[Data lines]:
[START]
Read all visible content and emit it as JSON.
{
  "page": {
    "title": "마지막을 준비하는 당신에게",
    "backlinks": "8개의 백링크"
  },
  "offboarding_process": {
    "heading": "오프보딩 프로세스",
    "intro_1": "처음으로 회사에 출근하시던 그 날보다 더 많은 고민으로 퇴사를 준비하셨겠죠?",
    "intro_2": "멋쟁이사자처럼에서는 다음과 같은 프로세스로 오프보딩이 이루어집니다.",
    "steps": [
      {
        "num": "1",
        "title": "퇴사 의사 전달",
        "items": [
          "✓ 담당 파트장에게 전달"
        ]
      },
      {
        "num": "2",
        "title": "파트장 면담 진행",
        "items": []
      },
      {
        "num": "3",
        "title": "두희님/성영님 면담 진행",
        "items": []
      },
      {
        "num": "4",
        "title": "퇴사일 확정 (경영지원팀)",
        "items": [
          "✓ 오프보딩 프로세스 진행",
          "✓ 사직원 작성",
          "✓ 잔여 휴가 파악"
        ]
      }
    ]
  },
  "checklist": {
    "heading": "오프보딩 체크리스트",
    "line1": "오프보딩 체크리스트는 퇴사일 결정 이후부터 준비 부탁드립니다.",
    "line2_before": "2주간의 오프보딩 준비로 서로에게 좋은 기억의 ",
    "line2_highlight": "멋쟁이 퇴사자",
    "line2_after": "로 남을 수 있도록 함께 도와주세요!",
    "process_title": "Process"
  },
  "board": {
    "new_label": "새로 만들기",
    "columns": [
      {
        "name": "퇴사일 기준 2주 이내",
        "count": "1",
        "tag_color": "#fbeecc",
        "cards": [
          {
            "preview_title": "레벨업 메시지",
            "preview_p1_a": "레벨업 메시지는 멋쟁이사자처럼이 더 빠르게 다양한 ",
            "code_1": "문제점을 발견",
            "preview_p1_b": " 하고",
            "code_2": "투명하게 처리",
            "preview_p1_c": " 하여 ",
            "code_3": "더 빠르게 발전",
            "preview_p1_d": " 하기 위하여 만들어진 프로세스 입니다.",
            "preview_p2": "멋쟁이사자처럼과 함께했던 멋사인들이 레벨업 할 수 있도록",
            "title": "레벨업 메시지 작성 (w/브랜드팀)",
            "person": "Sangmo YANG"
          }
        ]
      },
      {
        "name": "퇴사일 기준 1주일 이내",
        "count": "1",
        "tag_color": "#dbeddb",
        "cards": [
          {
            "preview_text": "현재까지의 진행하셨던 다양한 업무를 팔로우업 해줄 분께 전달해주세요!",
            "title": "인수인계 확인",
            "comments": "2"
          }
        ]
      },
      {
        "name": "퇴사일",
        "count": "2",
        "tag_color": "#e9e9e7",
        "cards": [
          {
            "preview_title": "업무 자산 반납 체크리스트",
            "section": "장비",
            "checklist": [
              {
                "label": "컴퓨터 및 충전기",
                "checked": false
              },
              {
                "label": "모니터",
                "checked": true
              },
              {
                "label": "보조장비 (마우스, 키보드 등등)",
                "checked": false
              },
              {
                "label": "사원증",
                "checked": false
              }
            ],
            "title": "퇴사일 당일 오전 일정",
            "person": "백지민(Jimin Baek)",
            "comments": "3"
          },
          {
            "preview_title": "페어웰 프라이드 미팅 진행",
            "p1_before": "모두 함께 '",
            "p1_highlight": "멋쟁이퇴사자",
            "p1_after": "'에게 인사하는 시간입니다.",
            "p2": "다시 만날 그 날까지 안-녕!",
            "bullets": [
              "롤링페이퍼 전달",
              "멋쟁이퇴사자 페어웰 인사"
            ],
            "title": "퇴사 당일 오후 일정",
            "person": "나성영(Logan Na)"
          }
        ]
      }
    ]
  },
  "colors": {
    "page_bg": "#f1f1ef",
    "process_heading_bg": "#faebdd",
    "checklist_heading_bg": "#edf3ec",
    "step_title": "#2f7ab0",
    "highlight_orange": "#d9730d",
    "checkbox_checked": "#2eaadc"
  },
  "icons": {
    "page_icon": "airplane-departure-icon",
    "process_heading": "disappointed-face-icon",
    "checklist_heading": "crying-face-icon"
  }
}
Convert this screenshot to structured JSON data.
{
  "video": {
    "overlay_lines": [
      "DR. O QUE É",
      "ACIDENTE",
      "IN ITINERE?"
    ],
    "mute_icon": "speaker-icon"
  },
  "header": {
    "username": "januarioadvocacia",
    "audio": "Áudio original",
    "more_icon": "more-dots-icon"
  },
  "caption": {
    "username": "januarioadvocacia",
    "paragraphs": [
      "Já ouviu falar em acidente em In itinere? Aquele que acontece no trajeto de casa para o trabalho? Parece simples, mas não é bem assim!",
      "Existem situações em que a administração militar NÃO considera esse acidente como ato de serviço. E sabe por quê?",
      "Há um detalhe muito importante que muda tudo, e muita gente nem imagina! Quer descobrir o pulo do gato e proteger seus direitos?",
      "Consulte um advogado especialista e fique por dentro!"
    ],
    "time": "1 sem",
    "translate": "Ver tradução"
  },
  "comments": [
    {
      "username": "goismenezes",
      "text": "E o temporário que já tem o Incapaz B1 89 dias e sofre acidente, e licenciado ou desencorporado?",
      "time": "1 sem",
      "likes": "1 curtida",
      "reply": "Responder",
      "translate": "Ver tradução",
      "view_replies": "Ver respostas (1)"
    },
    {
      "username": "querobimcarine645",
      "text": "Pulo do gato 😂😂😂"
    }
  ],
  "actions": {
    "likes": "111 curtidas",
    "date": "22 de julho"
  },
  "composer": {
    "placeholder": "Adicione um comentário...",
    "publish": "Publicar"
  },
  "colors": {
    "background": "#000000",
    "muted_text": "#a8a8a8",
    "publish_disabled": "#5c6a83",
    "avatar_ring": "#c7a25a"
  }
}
[END]
[Work to do]: Output the data above exactly, please, line for line.

[Problem solution]:
Read all visible content and emit it as JSON.
{
  "page": {
    "title": "마지막을 준비하는 당신에게",
    "backlinks": "8개의 백링크"
  },
  "offboarding_process": {
    "heading": "오프보딩 프로세스",
    "intro_1": "처음으로 회사에 출근하시던 그 날보다 더 많은 고민으로 퇴사를 준비하셨겠죠?",
    "intro_2": "멋쟁이사자처럼에서는 다음과 같은 프로세스로 오프보딩이 이루어집니다.",
    "steps": [
      {
        "num": "1",
        "title": "퇴사 의사 전달",
        "items": [
          "✓ 담당 파트장에게 전달"
        ]
      },
      {
        "num": "2",
        "title": "파트장 면담 진행",
        "items": []
      },
      {
        "num": "3",
        "title": "두희님/성영님 면담 진행",
        "items": []
      },
      {
        "num": "4",
        "title": "퇴사일 확정 (경영지원팀)",
        "items": [
          "✓ 오프보딩 프로세스 진행",
          "✓ 사직원 작성",
          "✓ 잔여 휴가 파악"
        ]
      }
    ]
  },
  "checklist": {
    "heading": "오프보딩 체크리스트",
    "line1": "오프보딩 체크리스트는 퇴사일 결정 이후부터 준비 부탁드립니다.",
    "line2_before": "2주간의 오프보딩 준비로 서로에게 좋은 기억의 ",
    "line2_highlight": "멋쟁이 퇴사자",
    "line2_after": "로 남을 수 있도록 함께 도와주세요!",
    "process_title": "Process"
  },
  "board": {
    "new_label": "새로 만들기",
    "columns": [
      {
        "name": "퇴사일 기준 2주 이내",
        "count": "1",
        "tag_color": "#fbeecc",
        "cards": [
          {
            "preview_title": "레벨업 메시지",
            "preview_p1_a": "레벨업 메시지는 멋쟁이사자처럼이 더 빠르게 다양한 ",
            "code_1": "문제점을 발견",
            "preview_p1_b": " 하고",
            "code_2": "투명하게 처리",
            "preview_p1_c": " 하여 ",
            "code_3": "더 빠르게 발전",
            "preview_p1_d": " 하기 위하여 만들어진 프로세스 입니다.",
            "preview_p2": "멋쟁이사자처럼과 함께했던 멋사인들이 레벨업 할 수 있도록",
            "title": "레벨업 메시지 작성 (w/브랜드팀)",
            "person": "Sangmo YANG"
          }
        ]
      },
      {
        "name": "퇴사일 기준 1주일 이내",
        "count": "1",
        "tag_color": "#dbeddb",
        "cards": [
          {
            "preview_text": "현재까지의 진행하셨던 다양한 업무를 팔로우업 해줄 분께 전달해주세요!",
            "title": "인수인계 확인",
            "comments": "2"
          }
        ]
      },
      {
        "name": "퇴사일",
        "count": "2",
        "tag_color": "#e9e9e7",
        "cards": [
          {
            "preview_title": "업무 자산 반납 체크리스트",
            "section": "장비",
            "checklist": [
              {
                "label": "컴퓨터 및 충전기",
                "checked": false
              },
              {
                "label": "모니터",
                "checked": true
              },
              {
                "label": "보조장비 (마우스, 키보드 등등)",
                "checked": false
              },
              {
                "label": "사원증",
                "checked": false
              }
            ],
            "title": "퇴사일 당일 오전 일정",
            "person": "백지민(Jimin Baek)",
            "comments": "3"
          },
          {
            "preview_title": "페어웰 프라이드 미팅 진행",
            "p1_before": "모두 함께 '",
            "p1_highlight": "멋쟁이퇴사자",
            "p1_after": "'에게 인사하는 시간입니다.",
            "p2": "다시 만날 그 날까지 안-녕!",
            "bullets": [
              "롤링페이퍼 전달",
              "멋쟁이퇴사자 페어웰 인사"
            ],
            "title": "퇴사 당일 오후 일정",
            "person": "나성영(Logan Na)"
          }
        ]
      }
    ]
  },
  "colors": {
    "page_bg": "#f1f1ef",
    "process_heading_bg": "#faebdd",
    "checklist_heading_bg": "#edf3ec",
    "step_title": "#2f7ab0",
    "highlight_orange": "#d9730d",
    "checkbox_checked": "#2eaadc"
  },
  "icons": {
    "page_icon": "airplane-departure-icon",
    "process_heading": "disappointed-face-icon",
    "checklist_heading": "crying-face-icon"
  }
}
Convert this screenshot to structured JSON data.
{
  "video": {
    "overlay_lines": [
      "DR. O QUE É",
      "ACIDENTE",
      "IN ITINERE?"
    ],
    "mute_icon": "speaker-icon"
  },
  "header": {
    "username": "januarioadvocacia",
    "audio": "Áudio original",
    "more_icon": "more-dots-icon"
  },
  "caption": {
    "username": "januarioadvocacia",
    "paragraphs": [
      "Já ouviu falar em acidente em In itinere? Aquele que acontece no trajeto de casa para o trabalho? Parece simples, mas não é bem assim!",
      "Existem situações em que a administração militar NÃO considera esse acidente como ato de serviço. E sabe por quê?",
      "Há um detalhe muito importante que muda tudo, e muita gente nem imagina! Quer descobrir o pulo do gato e proteger seus direitos?",
      "Consulte um advogado especialista e fique por dentro!"
    ],
    "time": "1 sem",
    "translate": "Ver tradução"
  },
  "comments": [
    {
      "username": "goismenezes",
      "text": "E o temporário que já tem o Incapaz B1 89 dias e sofre acidente, e licenciado ou desencorporado?",
      "time": "1 sem",
      "likes": "1 curtida",
      "reply": "Responder",
      "translate": "Ver tradução",
      "view_replies": "Ver respostas (1)"
    },
    {
      "username": "querobimcarine645",
      "text": "Pulo do gato 😂😂😂"
    }
  ],
  "actions": {
    "likes": "111 curtidas",
    "date": "22 de julho"
  },
  "composer": {
    "placeholder": "Adicione um comentário...",
    "publish": "Publicar"
  },
  "colors": {
    "background": "#000000",
    "muted_text": "#a8a8a8",
    "publish_disabled": "#5c6a83",
    "avatar_ring": "#c7a25a"
  }
}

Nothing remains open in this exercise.